> GIVEN DATA
* START *
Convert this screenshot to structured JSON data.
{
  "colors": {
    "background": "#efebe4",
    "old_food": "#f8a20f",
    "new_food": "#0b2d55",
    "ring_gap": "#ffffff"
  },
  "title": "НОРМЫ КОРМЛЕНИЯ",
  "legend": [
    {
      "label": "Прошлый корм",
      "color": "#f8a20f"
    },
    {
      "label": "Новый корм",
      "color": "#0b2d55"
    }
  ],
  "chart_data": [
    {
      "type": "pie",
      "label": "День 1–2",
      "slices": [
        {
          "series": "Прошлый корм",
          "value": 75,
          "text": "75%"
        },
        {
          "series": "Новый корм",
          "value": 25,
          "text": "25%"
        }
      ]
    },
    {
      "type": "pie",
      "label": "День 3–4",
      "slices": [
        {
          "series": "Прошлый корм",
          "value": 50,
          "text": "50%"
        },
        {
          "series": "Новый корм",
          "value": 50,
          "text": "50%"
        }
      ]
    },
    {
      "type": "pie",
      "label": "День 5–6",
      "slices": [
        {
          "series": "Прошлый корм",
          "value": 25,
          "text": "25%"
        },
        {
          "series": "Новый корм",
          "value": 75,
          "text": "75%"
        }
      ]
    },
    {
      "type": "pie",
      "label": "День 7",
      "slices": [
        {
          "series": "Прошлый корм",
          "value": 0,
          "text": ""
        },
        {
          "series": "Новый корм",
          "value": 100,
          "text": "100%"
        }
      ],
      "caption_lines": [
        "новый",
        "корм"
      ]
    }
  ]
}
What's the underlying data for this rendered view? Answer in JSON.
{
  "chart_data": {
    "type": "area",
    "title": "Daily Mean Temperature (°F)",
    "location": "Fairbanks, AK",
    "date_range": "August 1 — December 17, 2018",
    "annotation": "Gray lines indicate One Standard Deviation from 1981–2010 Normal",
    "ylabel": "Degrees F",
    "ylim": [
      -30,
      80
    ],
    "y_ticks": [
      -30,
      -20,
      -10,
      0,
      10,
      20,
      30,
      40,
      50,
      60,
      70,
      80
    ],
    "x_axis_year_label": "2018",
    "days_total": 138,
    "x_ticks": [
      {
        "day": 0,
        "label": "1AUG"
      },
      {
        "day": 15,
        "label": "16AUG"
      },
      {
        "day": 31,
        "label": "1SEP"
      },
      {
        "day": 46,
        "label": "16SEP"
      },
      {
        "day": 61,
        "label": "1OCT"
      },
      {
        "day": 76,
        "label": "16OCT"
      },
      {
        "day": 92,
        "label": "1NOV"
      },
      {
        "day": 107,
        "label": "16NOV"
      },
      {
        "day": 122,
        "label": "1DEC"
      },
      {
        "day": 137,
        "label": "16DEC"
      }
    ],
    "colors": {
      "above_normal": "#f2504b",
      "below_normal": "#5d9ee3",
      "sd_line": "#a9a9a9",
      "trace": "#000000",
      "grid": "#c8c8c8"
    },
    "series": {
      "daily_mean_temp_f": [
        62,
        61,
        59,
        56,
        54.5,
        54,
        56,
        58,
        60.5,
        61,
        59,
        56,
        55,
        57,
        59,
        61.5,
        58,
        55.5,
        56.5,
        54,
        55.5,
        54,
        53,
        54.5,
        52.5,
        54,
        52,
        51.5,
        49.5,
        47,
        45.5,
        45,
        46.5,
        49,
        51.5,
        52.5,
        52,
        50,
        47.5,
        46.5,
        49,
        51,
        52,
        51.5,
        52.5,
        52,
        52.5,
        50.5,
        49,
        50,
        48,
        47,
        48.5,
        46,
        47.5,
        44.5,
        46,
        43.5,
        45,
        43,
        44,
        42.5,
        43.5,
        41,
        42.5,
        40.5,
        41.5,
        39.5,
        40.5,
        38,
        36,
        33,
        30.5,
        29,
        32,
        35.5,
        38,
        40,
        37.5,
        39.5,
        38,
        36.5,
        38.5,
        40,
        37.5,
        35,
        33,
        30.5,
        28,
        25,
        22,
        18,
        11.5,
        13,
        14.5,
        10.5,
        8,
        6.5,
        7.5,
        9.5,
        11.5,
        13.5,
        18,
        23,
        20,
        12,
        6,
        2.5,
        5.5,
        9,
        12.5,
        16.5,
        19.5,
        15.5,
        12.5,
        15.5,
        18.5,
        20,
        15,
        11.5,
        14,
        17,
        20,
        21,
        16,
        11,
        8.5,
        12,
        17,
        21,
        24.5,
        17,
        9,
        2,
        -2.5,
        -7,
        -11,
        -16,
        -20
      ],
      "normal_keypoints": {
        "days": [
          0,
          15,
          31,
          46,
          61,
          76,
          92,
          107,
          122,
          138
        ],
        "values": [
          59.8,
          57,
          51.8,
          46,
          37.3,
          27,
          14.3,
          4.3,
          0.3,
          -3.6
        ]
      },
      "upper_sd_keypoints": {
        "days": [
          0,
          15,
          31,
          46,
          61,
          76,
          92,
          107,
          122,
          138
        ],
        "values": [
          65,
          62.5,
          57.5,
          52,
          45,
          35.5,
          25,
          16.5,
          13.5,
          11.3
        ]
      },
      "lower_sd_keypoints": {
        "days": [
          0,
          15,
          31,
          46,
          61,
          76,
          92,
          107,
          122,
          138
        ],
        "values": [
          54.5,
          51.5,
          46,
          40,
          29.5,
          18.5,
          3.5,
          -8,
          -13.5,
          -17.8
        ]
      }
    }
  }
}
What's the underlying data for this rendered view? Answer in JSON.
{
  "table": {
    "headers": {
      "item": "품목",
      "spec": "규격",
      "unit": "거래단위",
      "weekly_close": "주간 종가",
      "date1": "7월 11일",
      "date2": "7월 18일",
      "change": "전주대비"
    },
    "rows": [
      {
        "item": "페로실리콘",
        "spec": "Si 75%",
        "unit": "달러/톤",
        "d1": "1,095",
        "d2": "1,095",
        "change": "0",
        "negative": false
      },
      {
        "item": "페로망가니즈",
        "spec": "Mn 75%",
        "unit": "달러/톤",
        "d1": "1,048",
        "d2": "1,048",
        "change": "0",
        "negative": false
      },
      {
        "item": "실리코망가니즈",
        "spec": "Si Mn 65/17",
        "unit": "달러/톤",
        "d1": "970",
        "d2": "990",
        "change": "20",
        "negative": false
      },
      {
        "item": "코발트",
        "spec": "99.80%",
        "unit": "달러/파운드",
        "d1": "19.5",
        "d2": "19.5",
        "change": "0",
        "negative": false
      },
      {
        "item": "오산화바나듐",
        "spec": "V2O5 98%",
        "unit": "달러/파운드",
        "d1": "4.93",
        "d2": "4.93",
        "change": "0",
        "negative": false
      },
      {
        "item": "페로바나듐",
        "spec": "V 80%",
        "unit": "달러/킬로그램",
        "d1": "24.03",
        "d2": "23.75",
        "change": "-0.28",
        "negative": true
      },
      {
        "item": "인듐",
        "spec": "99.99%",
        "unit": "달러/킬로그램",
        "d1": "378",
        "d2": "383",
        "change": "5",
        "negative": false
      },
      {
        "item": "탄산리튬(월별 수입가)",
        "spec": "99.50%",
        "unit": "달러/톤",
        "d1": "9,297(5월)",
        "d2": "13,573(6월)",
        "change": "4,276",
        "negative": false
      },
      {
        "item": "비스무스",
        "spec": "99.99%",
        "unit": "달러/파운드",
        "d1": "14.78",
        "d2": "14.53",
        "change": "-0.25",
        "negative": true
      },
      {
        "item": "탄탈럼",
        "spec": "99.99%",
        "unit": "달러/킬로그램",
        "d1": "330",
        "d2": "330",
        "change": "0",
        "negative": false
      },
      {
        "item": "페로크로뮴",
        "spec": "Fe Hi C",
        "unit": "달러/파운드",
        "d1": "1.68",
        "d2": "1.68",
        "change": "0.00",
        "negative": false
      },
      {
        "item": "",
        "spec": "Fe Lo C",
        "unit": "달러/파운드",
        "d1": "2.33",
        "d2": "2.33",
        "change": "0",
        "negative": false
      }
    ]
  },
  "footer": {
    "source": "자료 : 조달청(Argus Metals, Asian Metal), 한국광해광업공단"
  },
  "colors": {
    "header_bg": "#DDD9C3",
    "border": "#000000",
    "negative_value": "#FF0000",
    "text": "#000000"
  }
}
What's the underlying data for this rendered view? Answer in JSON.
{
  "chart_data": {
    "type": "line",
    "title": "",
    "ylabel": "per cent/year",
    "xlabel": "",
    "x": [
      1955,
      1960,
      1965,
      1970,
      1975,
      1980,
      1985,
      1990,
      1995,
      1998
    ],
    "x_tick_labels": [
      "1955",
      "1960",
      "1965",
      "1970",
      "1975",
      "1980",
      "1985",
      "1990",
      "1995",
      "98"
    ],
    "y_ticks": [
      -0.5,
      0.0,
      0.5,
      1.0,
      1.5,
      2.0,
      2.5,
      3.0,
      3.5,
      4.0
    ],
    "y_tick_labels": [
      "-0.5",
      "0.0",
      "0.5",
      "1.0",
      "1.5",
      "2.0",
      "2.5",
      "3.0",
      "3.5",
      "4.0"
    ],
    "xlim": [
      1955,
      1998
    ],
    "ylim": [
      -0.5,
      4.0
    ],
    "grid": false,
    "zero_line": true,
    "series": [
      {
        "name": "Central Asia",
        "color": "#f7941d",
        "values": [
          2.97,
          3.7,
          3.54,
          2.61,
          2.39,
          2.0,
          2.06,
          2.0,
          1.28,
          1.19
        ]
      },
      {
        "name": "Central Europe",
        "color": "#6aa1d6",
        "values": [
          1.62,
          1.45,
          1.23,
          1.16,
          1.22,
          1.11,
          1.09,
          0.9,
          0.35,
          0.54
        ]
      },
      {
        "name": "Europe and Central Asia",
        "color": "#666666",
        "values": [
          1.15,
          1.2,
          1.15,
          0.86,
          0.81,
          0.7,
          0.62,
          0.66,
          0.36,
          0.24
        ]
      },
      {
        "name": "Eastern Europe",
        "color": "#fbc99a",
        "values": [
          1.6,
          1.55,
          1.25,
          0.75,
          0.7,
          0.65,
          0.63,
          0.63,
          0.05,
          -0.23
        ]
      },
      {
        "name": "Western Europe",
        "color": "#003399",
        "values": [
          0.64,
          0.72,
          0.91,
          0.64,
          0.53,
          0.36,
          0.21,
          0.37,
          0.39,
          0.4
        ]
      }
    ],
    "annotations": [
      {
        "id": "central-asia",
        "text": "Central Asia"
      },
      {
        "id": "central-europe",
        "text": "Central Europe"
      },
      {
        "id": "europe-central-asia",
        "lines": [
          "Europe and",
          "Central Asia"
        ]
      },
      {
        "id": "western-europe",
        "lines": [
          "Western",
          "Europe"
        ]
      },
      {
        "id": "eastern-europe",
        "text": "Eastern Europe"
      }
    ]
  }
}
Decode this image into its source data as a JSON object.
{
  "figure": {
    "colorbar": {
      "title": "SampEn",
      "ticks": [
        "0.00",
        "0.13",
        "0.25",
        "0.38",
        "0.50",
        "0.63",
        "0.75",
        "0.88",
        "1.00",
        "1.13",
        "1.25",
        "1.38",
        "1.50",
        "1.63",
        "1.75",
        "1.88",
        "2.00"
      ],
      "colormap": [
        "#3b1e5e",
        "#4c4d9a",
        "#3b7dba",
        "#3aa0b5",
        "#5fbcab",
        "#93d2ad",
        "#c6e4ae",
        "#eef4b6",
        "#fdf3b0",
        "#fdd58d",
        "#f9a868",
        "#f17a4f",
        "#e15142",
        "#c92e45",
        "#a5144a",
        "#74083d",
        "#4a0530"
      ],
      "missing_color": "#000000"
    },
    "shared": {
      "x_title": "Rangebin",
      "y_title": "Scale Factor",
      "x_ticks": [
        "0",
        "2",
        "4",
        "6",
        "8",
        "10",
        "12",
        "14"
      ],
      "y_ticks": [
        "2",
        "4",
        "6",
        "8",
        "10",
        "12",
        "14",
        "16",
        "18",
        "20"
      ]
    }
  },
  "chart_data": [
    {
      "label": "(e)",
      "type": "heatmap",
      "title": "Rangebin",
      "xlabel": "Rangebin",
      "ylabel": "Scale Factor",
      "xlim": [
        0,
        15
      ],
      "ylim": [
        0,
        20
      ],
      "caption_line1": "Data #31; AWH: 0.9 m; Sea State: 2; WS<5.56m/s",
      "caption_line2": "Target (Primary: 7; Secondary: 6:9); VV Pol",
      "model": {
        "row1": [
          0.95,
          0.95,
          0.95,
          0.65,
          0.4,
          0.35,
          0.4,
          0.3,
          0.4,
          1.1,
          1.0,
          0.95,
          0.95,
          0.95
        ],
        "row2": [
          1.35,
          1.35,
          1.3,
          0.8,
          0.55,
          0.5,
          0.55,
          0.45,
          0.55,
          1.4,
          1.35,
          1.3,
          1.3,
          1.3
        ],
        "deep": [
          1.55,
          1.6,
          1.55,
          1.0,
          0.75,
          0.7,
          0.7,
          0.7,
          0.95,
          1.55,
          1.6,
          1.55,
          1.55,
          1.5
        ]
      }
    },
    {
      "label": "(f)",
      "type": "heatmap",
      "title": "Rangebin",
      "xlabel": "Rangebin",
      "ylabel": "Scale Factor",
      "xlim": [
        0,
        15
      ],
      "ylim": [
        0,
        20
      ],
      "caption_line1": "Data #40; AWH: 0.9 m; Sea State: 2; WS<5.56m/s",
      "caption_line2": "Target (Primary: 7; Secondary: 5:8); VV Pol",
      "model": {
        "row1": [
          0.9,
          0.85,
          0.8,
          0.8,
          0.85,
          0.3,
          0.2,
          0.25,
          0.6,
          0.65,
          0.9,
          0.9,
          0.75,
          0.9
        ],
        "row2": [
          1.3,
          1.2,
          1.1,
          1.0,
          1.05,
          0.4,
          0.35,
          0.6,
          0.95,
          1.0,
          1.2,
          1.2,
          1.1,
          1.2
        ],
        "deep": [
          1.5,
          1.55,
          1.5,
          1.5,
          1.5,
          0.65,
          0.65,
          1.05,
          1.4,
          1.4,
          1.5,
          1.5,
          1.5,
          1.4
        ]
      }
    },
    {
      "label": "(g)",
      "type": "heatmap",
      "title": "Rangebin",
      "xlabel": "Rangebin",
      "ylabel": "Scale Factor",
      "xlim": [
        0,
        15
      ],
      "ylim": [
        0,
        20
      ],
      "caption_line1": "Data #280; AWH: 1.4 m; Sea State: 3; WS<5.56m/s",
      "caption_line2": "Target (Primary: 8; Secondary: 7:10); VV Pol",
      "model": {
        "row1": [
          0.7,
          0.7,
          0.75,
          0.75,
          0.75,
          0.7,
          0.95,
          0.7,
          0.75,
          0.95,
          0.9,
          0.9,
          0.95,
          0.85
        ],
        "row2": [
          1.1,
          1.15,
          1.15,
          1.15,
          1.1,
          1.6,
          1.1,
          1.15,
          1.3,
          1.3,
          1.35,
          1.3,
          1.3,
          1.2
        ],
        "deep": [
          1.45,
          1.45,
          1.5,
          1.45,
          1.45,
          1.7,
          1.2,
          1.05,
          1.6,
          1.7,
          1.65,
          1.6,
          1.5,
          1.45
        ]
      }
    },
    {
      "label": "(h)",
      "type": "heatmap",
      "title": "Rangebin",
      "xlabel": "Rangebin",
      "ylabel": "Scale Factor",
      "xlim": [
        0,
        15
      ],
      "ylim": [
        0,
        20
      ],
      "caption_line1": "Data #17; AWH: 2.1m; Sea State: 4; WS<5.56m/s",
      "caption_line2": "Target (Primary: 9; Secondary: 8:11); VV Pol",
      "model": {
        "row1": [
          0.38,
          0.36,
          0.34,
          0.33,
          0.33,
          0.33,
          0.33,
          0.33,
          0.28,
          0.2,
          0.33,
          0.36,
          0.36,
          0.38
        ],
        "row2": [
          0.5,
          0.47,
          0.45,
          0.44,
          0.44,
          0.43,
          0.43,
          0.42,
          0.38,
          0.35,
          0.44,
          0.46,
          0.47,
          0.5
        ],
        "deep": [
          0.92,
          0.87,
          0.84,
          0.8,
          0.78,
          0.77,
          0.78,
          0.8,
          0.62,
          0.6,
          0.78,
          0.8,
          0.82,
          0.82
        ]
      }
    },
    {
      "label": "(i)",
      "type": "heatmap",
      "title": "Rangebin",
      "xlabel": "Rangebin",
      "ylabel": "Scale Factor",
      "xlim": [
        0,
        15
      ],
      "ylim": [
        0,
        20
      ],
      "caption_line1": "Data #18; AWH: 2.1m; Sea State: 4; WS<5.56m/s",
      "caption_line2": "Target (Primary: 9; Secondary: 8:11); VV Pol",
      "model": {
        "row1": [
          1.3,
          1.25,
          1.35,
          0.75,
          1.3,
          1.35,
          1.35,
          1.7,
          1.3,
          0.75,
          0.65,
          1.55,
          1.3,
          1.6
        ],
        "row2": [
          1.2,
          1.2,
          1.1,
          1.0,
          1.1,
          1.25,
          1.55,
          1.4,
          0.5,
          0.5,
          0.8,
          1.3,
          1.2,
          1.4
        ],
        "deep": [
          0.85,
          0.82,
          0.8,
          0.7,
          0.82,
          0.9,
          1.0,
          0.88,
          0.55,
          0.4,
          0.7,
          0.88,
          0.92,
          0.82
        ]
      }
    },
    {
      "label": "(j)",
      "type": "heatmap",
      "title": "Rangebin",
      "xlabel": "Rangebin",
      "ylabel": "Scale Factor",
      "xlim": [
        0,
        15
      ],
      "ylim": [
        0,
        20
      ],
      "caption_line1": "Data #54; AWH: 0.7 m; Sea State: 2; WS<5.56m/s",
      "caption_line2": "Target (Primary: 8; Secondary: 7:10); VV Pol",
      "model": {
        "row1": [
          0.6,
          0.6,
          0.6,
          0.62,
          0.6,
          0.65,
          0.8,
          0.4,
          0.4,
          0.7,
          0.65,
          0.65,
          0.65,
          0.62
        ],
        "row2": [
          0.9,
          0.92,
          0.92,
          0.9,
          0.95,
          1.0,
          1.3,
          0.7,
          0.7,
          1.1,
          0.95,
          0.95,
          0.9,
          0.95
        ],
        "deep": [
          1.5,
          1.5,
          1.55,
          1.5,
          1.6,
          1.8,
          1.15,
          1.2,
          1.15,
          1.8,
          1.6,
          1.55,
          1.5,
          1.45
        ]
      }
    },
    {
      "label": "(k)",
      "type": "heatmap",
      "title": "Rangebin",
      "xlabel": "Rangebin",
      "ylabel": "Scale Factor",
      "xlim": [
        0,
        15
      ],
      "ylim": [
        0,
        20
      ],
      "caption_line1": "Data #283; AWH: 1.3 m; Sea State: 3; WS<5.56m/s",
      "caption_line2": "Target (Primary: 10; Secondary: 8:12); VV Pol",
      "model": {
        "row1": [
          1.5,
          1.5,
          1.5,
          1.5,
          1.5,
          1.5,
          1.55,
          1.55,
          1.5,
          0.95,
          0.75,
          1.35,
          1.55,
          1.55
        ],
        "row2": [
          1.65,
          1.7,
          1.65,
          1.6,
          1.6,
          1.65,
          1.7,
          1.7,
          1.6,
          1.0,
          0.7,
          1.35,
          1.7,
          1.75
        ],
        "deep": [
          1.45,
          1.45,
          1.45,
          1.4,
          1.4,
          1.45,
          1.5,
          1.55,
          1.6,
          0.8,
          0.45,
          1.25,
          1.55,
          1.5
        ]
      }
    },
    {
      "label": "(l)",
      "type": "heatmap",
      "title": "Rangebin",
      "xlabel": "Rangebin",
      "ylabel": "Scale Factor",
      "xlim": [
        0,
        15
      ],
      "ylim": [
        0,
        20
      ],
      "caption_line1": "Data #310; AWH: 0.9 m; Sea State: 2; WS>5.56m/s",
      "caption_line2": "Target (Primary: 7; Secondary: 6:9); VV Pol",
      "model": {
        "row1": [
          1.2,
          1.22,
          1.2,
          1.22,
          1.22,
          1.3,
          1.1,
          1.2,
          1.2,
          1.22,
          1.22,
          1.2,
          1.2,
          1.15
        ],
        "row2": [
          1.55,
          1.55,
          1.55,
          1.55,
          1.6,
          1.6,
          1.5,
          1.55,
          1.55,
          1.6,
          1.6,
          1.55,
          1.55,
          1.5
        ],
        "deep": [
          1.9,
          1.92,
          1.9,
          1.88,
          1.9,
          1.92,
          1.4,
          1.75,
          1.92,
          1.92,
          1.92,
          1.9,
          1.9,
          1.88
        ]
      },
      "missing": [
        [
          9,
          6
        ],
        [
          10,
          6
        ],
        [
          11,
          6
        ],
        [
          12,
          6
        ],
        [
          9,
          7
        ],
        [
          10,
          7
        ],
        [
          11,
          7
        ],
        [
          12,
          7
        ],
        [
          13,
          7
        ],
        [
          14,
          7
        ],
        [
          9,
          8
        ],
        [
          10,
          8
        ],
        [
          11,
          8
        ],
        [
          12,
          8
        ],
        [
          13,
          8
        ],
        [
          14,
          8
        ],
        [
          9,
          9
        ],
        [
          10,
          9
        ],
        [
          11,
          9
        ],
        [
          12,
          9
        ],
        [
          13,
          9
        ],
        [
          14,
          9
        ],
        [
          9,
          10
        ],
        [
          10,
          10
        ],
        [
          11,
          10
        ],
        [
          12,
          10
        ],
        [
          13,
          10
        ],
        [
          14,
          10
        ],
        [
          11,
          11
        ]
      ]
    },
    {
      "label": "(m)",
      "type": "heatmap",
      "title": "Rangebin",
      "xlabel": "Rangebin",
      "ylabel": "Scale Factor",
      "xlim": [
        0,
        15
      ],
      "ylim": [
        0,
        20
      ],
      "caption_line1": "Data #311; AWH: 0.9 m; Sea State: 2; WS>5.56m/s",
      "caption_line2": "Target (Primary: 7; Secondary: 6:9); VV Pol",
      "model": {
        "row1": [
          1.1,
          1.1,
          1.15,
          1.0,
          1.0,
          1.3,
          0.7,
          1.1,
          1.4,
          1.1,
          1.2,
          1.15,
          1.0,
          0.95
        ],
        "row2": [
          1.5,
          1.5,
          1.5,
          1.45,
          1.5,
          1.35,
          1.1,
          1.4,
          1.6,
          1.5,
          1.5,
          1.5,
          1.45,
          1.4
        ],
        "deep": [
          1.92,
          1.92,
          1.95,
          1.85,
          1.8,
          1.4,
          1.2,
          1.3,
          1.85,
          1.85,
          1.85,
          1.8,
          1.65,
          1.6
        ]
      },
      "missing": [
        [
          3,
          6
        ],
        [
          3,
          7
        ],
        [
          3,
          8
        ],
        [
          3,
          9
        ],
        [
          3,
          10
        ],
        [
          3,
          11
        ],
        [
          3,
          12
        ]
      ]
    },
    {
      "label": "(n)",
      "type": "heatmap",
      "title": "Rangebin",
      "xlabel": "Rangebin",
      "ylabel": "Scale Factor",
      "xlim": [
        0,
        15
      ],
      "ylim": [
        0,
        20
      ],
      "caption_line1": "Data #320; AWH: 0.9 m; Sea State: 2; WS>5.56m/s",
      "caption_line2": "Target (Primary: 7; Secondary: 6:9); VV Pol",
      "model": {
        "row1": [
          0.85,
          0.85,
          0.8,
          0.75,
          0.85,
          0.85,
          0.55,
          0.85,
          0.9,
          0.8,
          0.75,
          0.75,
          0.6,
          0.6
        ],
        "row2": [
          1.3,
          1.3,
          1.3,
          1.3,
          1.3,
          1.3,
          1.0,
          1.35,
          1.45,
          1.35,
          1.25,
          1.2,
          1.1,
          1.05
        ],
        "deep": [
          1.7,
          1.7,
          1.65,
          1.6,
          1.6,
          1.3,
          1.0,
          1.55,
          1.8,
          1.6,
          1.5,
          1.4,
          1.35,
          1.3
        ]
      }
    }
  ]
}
* END *
> YOUR OBJECTIVE
Using the listing, copy every line where the word "День" shows up.

> FULL ANSWER
      "label": "День 1–2",
      "label": "День 3–4",
      "label": "День 5–6",
      "label": "День 7",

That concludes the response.